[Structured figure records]
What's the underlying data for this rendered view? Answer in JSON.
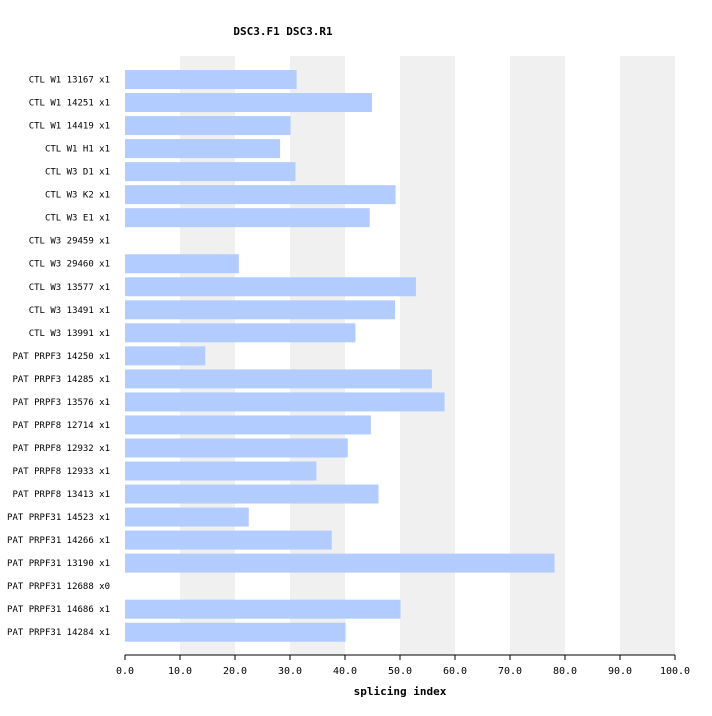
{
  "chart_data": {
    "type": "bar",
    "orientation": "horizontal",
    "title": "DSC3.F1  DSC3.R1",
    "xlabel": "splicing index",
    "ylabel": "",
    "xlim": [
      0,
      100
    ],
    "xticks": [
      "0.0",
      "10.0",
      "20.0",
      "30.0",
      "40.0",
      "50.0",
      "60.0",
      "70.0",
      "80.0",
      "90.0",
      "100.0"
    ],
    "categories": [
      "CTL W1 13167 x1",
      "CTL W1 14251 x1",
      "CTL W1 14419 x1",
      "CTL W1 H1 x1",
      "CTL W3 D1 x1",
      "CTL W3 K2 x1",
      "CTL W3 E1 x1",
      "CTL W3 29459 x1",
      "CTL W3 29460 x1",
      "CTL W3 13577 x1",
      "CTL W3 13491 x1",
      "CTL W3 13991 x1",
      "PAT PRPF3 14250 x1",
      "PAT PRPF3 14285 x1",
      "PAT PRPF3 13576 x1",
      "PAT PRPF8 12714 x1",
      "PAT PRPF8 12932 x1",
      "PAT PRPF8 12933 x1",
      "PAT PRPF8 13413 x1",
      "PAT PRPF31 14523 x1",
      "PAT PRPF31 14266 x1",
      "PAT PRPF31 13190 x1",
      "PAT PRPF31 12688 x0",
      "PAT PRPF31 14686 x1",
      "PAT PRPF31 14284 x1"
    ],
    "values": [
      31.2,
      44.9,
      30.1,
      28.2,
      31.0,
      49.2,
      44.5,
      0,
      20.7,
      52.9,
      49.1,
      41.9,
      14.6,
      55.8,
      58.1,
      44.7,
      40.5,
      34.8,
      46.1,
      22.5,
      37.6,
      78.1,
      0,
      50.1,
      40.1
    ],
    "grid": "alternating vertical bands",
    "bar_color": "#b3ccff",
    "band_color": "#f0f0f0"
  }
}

* * *

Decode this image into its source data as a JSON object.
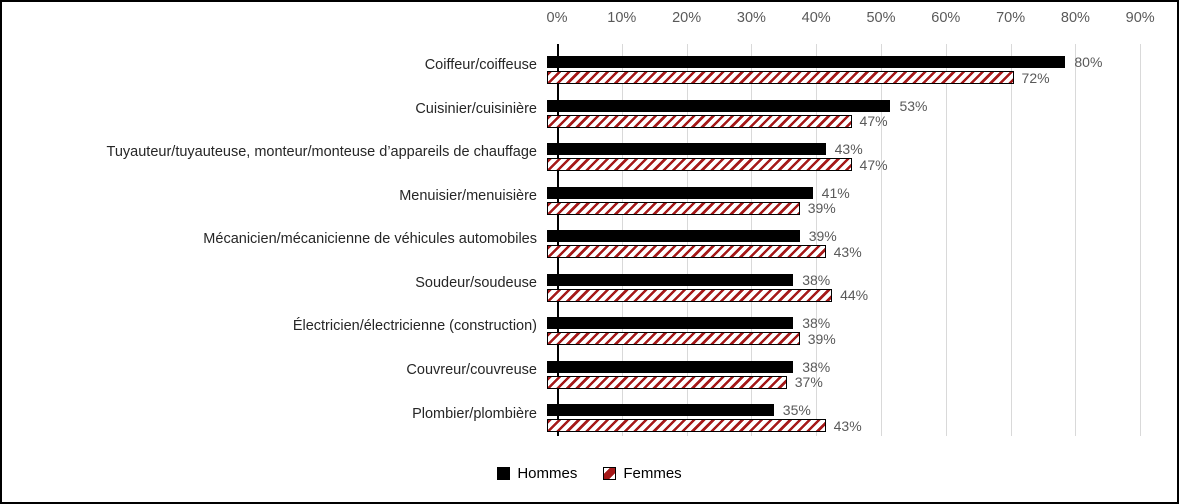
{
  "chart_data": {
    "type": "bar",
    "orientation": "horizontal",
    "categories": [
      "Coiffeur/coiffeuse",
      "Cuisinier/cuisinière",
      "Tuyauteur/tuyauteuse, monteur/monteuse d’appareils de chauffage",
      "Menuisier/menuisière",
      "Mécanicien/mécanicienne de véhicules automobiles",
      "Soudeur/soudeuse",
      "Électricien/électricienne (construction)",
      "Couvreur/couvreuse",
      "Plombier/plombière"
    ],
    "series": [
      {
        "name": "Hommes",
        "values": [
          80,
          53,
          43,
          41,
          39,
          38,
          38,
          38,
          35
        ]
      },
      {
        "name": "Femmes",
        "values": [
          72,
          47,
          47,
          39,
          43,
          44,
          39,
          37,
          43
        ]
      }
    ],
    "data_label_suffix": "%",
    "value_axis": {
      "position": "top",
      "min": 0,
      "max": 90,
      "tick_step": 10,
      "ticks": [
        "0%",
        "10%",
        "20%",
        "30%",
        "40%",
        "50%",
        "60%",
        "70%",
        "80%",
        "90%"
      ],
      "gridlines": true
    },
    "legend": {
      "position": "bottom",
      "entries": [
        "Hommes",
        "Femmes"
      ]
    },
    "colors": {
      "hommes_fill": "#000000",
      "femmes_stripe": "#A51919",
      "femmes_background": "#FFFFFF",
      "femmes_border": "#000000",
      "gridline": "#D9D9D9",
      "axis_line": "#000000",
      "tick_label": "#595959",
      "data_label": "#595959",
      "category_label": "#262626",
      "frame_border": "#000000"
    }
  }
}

# [Given task]
Take each line containing the string "JSON" and copy it out.

# [Solution below]
What's the underlying data for this rendered view? Answer in JSON.
Decode this image into its source data as a JSON object.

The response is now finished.